Stored entries
◆ ◆ ◆ ◆ ◆ ◆ ◆
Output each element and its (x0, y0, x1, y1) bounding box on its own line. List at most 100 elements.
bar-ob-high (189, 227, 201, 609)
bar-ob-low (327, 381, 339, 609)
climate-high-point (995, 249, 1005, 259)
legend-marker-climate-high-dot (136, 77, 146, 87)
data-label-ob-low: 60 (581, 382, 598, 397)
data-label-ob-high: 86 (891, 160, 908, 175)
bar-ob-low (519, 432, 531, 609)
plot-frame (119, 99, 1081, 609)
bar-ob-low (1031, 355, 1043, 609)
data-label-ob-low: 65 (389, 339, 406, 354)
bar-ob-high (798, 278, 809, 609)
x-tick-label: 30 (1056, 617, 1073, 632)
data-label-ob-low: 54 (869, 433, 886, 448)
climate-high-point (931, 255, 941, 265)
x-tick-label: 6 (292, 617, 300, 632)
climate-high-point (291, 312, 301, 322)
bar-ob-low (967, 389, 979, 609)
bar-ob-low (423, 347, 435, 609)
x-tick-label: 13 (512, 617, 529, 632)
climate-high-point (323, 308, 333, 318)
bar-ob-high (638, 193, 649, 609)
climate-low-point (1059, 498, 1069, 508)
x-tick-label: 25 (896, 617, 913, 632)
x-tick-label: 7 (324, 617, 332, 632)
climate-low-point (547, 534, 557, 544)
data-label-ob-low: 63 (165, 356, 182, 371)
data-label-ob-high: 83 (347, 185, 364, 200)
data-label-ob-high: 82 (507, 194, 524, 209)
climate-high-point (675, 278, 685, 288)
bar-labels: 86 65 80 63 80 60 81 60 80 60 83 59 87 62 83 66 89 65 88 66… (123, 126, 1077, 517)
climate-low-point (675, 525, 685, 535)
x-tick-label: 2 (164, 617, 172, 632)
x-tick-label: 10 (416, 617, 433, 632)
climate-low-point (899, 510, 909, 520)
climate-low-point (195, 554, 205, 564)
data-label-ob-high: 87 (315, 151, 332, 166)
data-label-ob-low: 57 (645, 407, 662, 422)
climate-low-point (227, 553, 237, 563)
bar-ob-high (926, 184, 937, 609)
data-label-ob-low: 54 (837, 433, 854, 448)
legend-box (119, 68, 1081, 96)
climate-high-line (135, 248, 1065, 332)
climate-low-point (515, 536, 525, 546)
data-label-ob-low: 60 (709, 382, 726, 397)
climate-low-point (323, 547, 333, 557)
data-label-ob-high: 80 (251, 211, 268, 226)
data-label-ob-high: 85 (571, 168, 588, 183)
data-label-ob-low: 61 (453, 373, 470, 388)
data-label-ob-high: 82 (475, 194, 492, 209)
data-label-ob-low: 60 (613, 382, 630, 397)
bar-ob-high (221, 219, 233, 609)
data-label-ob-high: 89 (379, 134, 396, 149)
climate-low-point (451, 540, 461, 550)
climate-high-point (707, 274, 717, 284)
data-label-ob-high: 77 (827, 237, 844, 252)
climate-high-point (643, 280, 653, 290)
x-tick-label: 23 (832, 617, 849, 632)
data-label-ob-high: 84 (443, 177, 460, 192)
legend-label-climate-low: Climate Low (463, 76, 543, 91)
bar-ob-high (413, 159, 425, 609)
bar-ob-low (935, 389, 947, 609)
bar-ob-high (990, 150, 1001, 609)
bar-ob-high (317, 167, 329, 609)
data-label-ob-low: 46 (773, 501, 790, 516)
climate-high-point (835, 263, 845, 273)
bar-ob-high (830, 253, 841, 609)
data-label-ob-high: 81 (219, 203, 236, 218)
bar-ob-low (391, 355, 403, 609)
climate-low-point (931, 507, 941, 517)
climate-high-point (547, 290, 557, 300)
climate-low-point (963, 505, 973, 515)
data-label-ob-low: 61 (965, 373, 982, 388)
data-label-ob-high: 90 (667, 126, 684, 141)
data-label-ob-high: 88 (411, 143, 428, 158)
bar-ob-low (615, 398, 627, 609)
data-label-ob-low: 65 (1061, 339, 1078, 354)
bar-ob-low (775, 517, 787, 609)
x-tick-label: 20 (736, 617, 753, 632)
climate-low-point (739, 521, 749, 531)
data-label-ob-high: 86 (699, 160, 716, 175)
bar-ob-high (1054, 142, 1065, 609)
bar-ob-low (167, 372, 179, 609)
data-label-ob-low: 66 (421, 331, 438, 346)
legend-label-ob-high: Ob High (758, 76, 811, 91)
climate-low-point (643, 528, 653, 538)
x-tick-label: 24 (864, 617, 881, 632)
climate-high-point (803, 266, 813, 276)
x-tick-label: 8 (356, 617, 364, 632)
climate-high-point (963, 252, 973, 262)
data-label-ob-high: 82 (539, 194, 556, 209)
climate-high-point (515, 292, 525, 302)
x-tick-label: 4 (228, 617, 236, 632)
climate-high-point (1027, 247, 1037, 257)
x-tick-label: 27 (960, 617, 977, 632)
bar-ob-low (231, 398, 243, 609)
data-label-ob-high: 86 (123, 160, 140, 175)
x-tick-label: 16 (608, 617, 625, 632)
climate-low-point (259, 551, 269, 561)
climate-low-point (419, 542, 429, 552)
◆ ◆ ◆ ◆ ◆ ◆ ◆
» **Short task**
Reproduce every line of the material above word for word, in the same order.

» **Solution to this exercise**
Output each element and its (x0, y0, x1, y1) bounding box on its own line. List at most 100 elements.
bar-ob-high (189, 227, 201, 609)
bar-ob-low (327, 381, 339, 609)
climate-high-point (995, 249, 1005, 259)
legend-marker-climate-high-dot (136, 77, 146, 87)
data-label-ob-low: 60 (581, 382, 598, 397)
data-label-ob-high: 86 (891, 160, 908, 175)
bar-ob-low (519, 432, 531, 609)
plot-frame (119, 99, 1081, 609)
bar-ob-low (1031, 355, 1043, 609)
data-label-ob-low: 65 (389, 339, 406, 354)
bar-ob-high (798, 278, 809, 609)
x-tick-label: 30 (1056, 617, 1073, 632)
data-label-ob-low: 54 (869, 433, 886, 448)
climate-high-point (931, 255, 941, 265)
x-tick-label: 6 (292, 617, 300, 632)
climate-high-point (291, 312, 301, 322)
bar-ob-low (967, 389, 979, 609)
bar-ob-low (423, 347, 435, 609)
x-tick-label: 13 (512, 617, 529, 632)
climate-high-point (323, 308, 333, 318)
bar-ob-high (638, 193, 649, 609)
climate-low-point (1059, 498, 1069, 508)
x-tick-label: 25 (896, 617, 913, 632)
x-tick-label: 7 (324, 617, 332, 632)
climate-low-point (547, 534, 557, 544)
data-label-ob-low: 63 (165, 356, 182, 371)
data-label-ob-high: 83 (347, 185, 364, 200)
data-label-ob-high: 82 (507, 194, 524, 209)
climate-high-point (675, 278, 685, 288)
bar-labels: 86 65 80 63 80 60 81 60 80 60 83 59 87 62 83 66 89 65 88 66… (123, 126, 1077, 517)
climate-low-point (675, 525, 685, 535)
x-tick-label: 2 (164, 617, 172, 632)
x-tick-label: 10 (416, 617, 433, 632)
climate-low-point (899, 510, 909, 520)
climate-low-point (195, 554, 205, 564)
data-label-ob-high: 87 (315, 151, 332, 166)
data-label-ob-low: 57 (645, 407, 662, 422)
climate-low-point (227, 553, 237, 563)
bar-ob-high (926, 184, 937, 609)
data-label-ob-low: 54 (837, 433, 854, 448)
legend-box (119, 68, 1081, 96)
climate-high-line (135, 248, 1065, 332)
climate-low-point (515, 536, 525, 546)
data-label-ob-low: 60 (709, 382, 726, 397)
climate-low-point (323, 547, 333, 557)
data-label-ob-high: 80 (251, 211, 268, 226)
data-label-ob-high: 85 (571, 168, 588, 183)
data-label-ob-low: 61 (453, 373, 470, 388)
data-label-ob-high: 82 (475, 194, 492, 209)
data-label-ob-low: 60 (613, 382, 630, 397)
bar-ob-high (221, 219, 233, 609)
data-label-ob-high: 89 (379, 134, 396, 149)
climate-low-point (451, 540, 461, 550)
climate-high-point (707, 274, 717, 284)
data-label-ob-high: 77 (827, 237, 844, 252)
climate-high-point (643, 280, 653, 290)
x-tick-label: 23 (832, 617, 849, 632)
data-label-ob-high: 84 (443, 177, 460, 192)
legend-label-climate-low: Climate Low (463, 76, 543, 91)
bar-ob-high (413, 159, 425, 609)
bar-ob-low (935, 389, 947, 609)
bar-ob-high (990, 150, 1001, 609)
bar-ob-high (317, 167, 329, 609)
data-label-ob-low: 46 (773, 501, 790, 516)
climate-high-point (835, 263, 845, 273)
bar-ob-high (830, 253, 841, 609)
data-label-ob-high: 81 (219, 203, 236, 218)
bar-ob-low (391, 355, 403, 609)
climate-low-point (931, 507, 941, 517)
climate-high-point (547, 290, 557, 300)
climate-low-point (963, 505, 973, 515)
data-label-ob-low: 61 (965, 373, 982, 388)
data-label-ob-high: 90 (667, 126, 684, 141)
data-label-ob-high: 88 (411, 143, 428, 158)
bar-ob-low (615, 398, 627, 609)
data-label-ob-low: 65 (1061, 339, 1078, 354)
bar-ob-low (775, 517, 787, 609)
x-tick-label: 20 (736, 617, 753, 632)
climate-low-point (739, 521, 749, 531)
data-label-ob-high: 86 (699, 160, 716, 175)
bar-ob-high (1054, 142, 1065, 609)
bar-ob-low (167, 372, 179, 609)
data-label-ob-low: 66 (421, 331, 438, 346)
legend-label-ob-high: Ob High (758, 76, 811, 91)
climate-low-point (643, 528, 653, 538)
x-tick-label: 24 (864, 617, 881, 632)
climate-high-point (803, 266, 813, 276)
x-tick-label: 8 (356, 617, 364, 632)
climate-high-point (963, 252, 973, 262)
data-label-ob-high: 82 (539, 194, 556, 209)
climate-high-point (515, 292, 525, 302)
x-tick-label: 4 (228, 617, 236, 632)
climate-high-point (1027, 247, 1037, 257)
x-tick-label: 27 (960, 617, 977, 632)
bar-ob-low (231, 398, 243, 609)
data-label-ob-high: 86 (123, 160, 140, 175)
x-tick-label: 16 (608, 617, 625, 632)
climate-low-point (259, 551, 269, 561)
climate-low-point (419, 542, 429, 552)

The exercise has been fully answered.